START

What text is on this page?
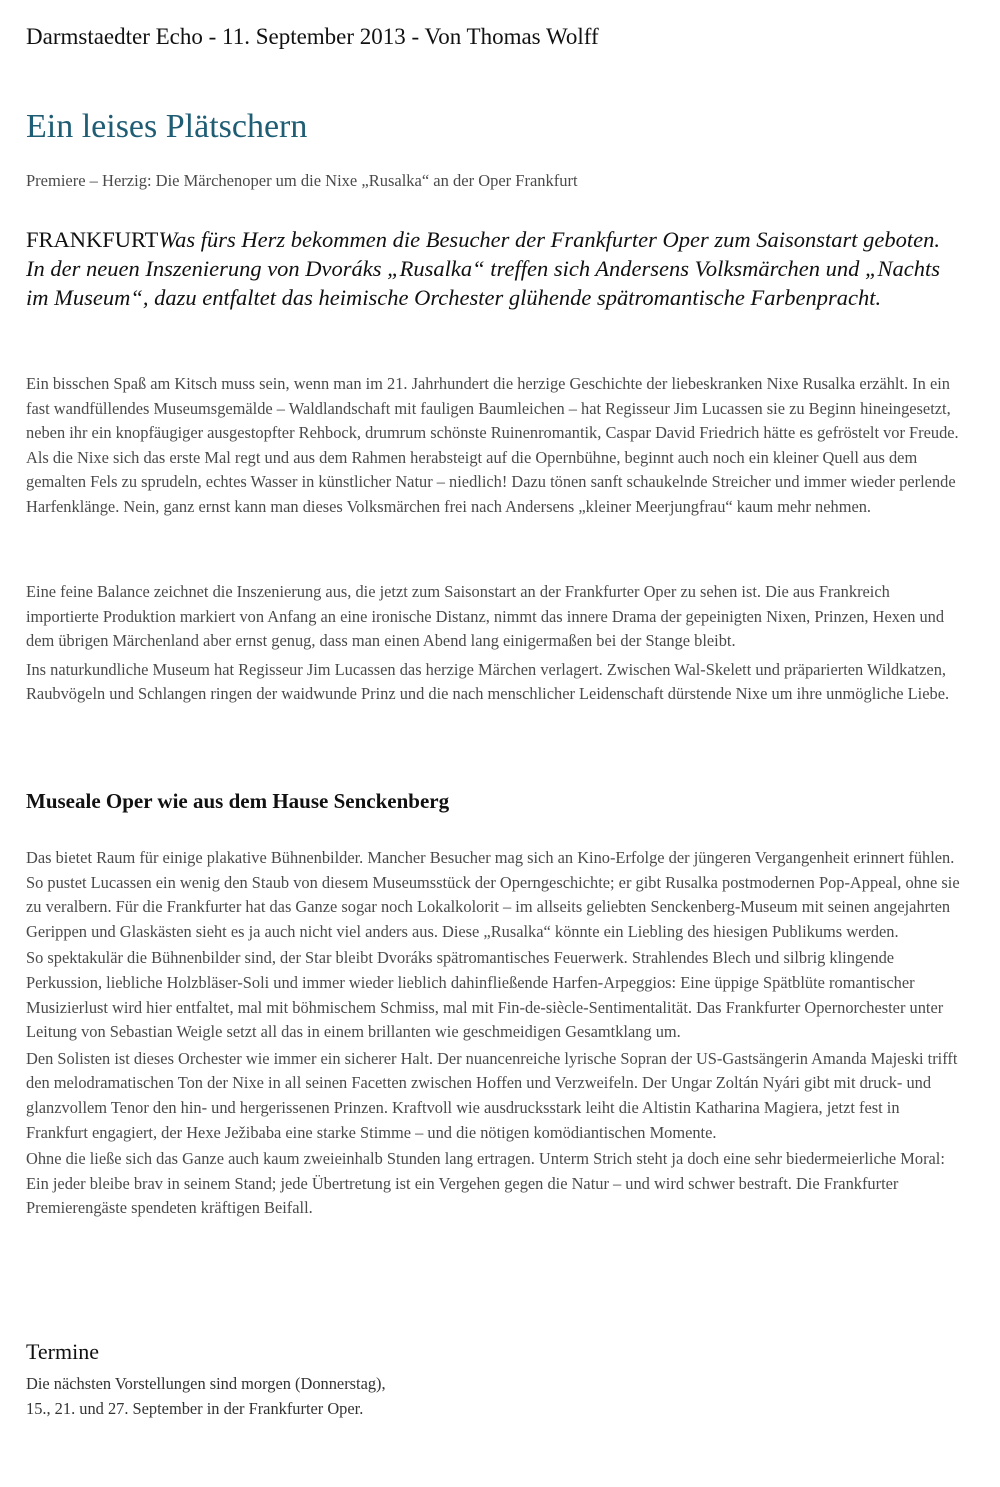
Darmstaedter Echo - 11. September 2013 - Von Thomas Wolff
Ein leises Plätschern
Premiere – Herzig: Die Märchenoper um die Nixe „Rusalka“ an der Oper Frankfurt
FRANKFURTWas fürs Herz bekommen die Besucher der Frankfurter Oper zum Saisonstart geboten. In der neuen Inszenierung von Dvoráks „Rusalka“ treffen sich Andersens Volksmärchen und „Nachts im Museum“, dazu entfaltet das heimische Orchester glühende spätromantische Farbenpracht.

Ein bisschen Spaß am Kitsch muss sein, wenn man im 21. Jahrhundert die herzige Geschichte der liebeskranken Nixe Rusalka erzählt. In ein fast wandfüllendes Museumsgemälde – Waldlandschaft mit fauligen Baumleichen – hat Regisseur Jim Lucassen sie zu Beginn hineingesetzt, neben ihr ein knopfäugiger ausgestopfter Rehbock, drumrum schönste Ruinenromantik, Caspar David Friedrich hätte es gefröstelt vor Freude. Als die Nixe sich das erste Mal regt und aus dem Rahmen herabsteigt auf die Opernbühne, beginnt auch noch ein kleiner Quell aus dem gemalten Fels zu sprudeln, echtes Wasser in künstlicher Natur – niedlich! Dazu tönen sanft schaukelnde Streicher und immer wieder perlende Harfenklänge. Nein, ganz ernst kann man dieses Volksmärchen frei nach Andersens „kleiner Meerjungfrau“ kaum mehr nehmen.

Eine feine Balance zeichnet die Inszenierung aus, die jetzt zum Saisonstart an der Frankfurter Oper zu sehen ist. Die aus Frankreich importierte Produktion markiert von Anfang an eine ironische Distanz, nimmt das innere Drama der gepeinigten Nixen, Prinzen, Hexen und dem übrigen Märchenland aber ernst genug, dass man einen Abend lang einigermaßen bei der Stange bleibt.

Ins naturkundliche Museum hat Regisseur Jim Lucassen das herzige Märchen verlagert. Zwischen Wal-Skelett und präparierten Wildkatzen, Raubvögeln und Schlangen ringen der waidwunde Prinz und die nach menschlicher Leidenschaft dürstende Nixe um ihre unmögliche Liebe.

Museale Oper wie aus dem Hause Senckenberg

Das bietet Raum für einige plakative Bühnenbilder. Mancher Besucher mag sich an Kino-Erfolge der jüngeren Vergangenheit erinnert fühlen. So pustet Lucassen ein wenig den Staub von diesem Museumsstück der Operngeschichte; er gibt Rusalka postmodernen Pop-Appeal, ohne sie zu veralbern. Für die Frankfurter hat das Ganze sogar noch Lokalkolorit – im allseits geliebten Senckenberg-Museum mit seinen angejahrten Gerippen und Glaskästen sieht es ja auch nicht viel anders aus. Diese „Rusalka“ könnte ein Liebling des hiesigen Publikums werden.

So spektakulär die Bühnenbilder sind, der Star bleibt Dvoráks spätromantisches Feuerwerk. Strahlendes Blech und silbrig klingende Perkussion, liebliche Holzbläser-Soli und immer wieder lieblich dahinfließende Harfen-Arpeggios: Eine üppige Spätblüte romantischer Musizierlust wird hier entfaltet, mal mit böhmischem Schmiss, mal mit Fin-de-siècle-Sentimentalität. Das Frankfurter Opernorchester unter Leitung von Sebastian Weigle setzt all das in einem brillanten wie geschmeidigen Gesamtklang um.

Den Solisten ist dieses Orchester wie immer ein sicherer Halt. Der nuancenreiche lyrische Sopran der US-Gastsängerin Amanda Majeski trifft den melodramatischen Ton der Nixe in all seinen Facetten zwischen Hoffen und Verzweifeln. Der Ungar Zoltán Nyári gibt mit druck- und glanzvollem Tenor den hin- und hergerissenen Prinzen. Kraftvoll wie ausdrucksstark leiht die Altistin Katharina Magiera, jetzt fest in Frankfurt engagiert, der Hexe Ježibaba eine starke Stimme – und die nötigen komödiantischen Momente.

Ohne die ließe sich das Ganze auch kaum zweieinhalb Stunden lang ertragen. Unterm Strich steht ja doch eine sehr biedermeierliche Moral: Ein jeder bleibe brav in seinem Stand; jede Übertretung ist ein Vergehen gegen die Natur – und wird schwer bestraft. Die Frankfurter Premierengäste spendeten kräftigen Beifall.

Termine
Die nächsten Vorstellungen sind morgen (Donnerstag),
15., 21. und 27. September in der Frankfurter Oper.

END

Print the records above exactly as they stand, but leave out the pictures.

- [Reply to the exercise]:
What text is on this page?
Darmstaedter Echo - 11. September 2013 - Von Thomas Wolff
Ein leises Plätschern
Premiere – Herzig: Die Märchenoper um die Nixe „Rusalka“ an der Oper Frankfurt
FRANKFURTWas fürs Herz bekommen die Besucher der Frankfurter Oper zum Saisonstart geboten. In der neuen Inszenierung von Dvoráks „Rusalka“ treffen sich Andersens Volksmärchen und „Nachts im Museum“, dazu entfaltet das heimische Orchester glühende spätromantische Farbenpracht.

Ein bisschen Spaß am Kitsch muss sein, wenn man im 21. Jahrhundert die herzige Geschichte der liebeskranken Nixe Rusalka erzählt. In ein fast wandfüllendes Museumsgemälde – Waldlandschaft mit fauligen Baumleichen – hat Regisseur Jim Lucassen sie zu Beginn hineingesetzt, neben ihr ein knopfäugiger ausgestopfter Rehbock, drumrum schönste Ruinenromantik, Caspar David Friedrich hätte es gefröstelt vor Freude. Als die Nixe sich das erste Mal regt und aus dem Rahmen herabsteigt auf die Opernbühne, beginnt auch noch ein kleiner Quell aus dem gemalten Fels zu sprudeln, echtes Wasser in künstlicher Natur – niedlich! Dazu tönen sanft schaukelnde Streicher und immer wieder perlende Harfenklänge. Nein, ganz ernst kann man dieses Volksmärchen frei nach Andersens „kleiner Meerjungfrau“ kaum mehr nehmen.

Eine feine Balance zeichnet die Inszenierung aus, die jetzt zum Saisonstart an der Frankfurter Oper zu sehen ist. Die aus Frankreich importierte Produktion markiert von Anfang an eine ironische Distanz, nimmt das innere Drama der gepeinigten Nixen, Prinzen, Hexen und dem übrigen Märchenland aber ernst genug, dass man einen Abend lang einigermaßen bei der Stange bleibt.

Ins naturkundliche Museum hat Regisseur Jim Lucassen das herzige Märchen verlagert. Zwischen Wal-Skelett und präparierten Wildkatzen, Raubvögeln und Schlangen ringen der waidwunde Prinz und die nach menschlicher Leidenschaft dürstende Nixe um ihre unmögliche Liebe.

Museale Oper wie aus dem Hause Senckenberg

Das bietet Raum für einige plakative Bühnenbilder. Mancher Besucher mag sich an Kino-Erfolge der jüngeren Vergangenheit erinnert fühlen. So pustet Lucassen ein wenig den Staub von diesem Museumsstück der Operngeschichte; er gibt Rusalka postmodernen Pop-Appeal, ohne sie zu veralbern. Für die Frankfurter hat das Ganze sogar noch Lokalkolorit – im allseits geliebten Senckenberg-Museum mit seinen angejahrten Gerippen und Glaskästen sieht es ja auch nicht viel anders aus. Diese „Rusalka“ könnte ein Liebling des hiesigen Publikums werden.

So spektakulär die Bühnenbilder sind, der Star bleibt Dvoráks spätromantisches Feuerwerk. Strahlendes Blech und silbrig klingende Perkussion, liebliche Holzbläser-Soli und immer wieder lieblich dahinfließende Harfen-Arpeggios: Eine üppige Spätblüte romantischer Musizierlust wird hier entfaltet, mal mit böhmischem Schmiss, mal mit Fin-de-siècle-Sentimentalität. Das Frankfurter Opernorchester unter Leitung von Sebastian Weigle setzt all das in einem brillanten wie geschmeidigen Gesamtklang um.

Den Solisten ist dieses Orchester wie immer ein sicherer Halt. Der nuancenreiche lyrische Sopran der US-Gastsängerin Amanda Majeski trifft den melodramatischen Ton der Nixe in all seinen Facetten zwischen Hoffen und Verzweifeln. Der Ungar Zoltán Nyári gibt mit druck- und glanzvollem Tenor den hin- und hergerissenen Prinzen. Kraftvoll wie ausdrucksstark leiht die Altistin Katharina Magiera, jetzt fest in Frankfurt engagiert, der Hexe Ježibaba eine starke Stimme – und die nötigen komödiantischen Momente.

Ohne die ließe sich das Ganze auch kaum zweieinhalb Stunden lang ertragen. Unterm Strich steht ja doch eine sehr biedermeierliche Moral: Ein jeder bleibe brav in seinem Stand; jede Übertretung ist ein Vergehen gegen die Natur – und wird schwer bestraft. Die Frankfurter Premierengäste spendeten kräftigen Beifall.

Termine
Die nächsten Vorstellungen sind morgen (Donnerstag),
15., 21. und 27. September in der Frankfurter Oper.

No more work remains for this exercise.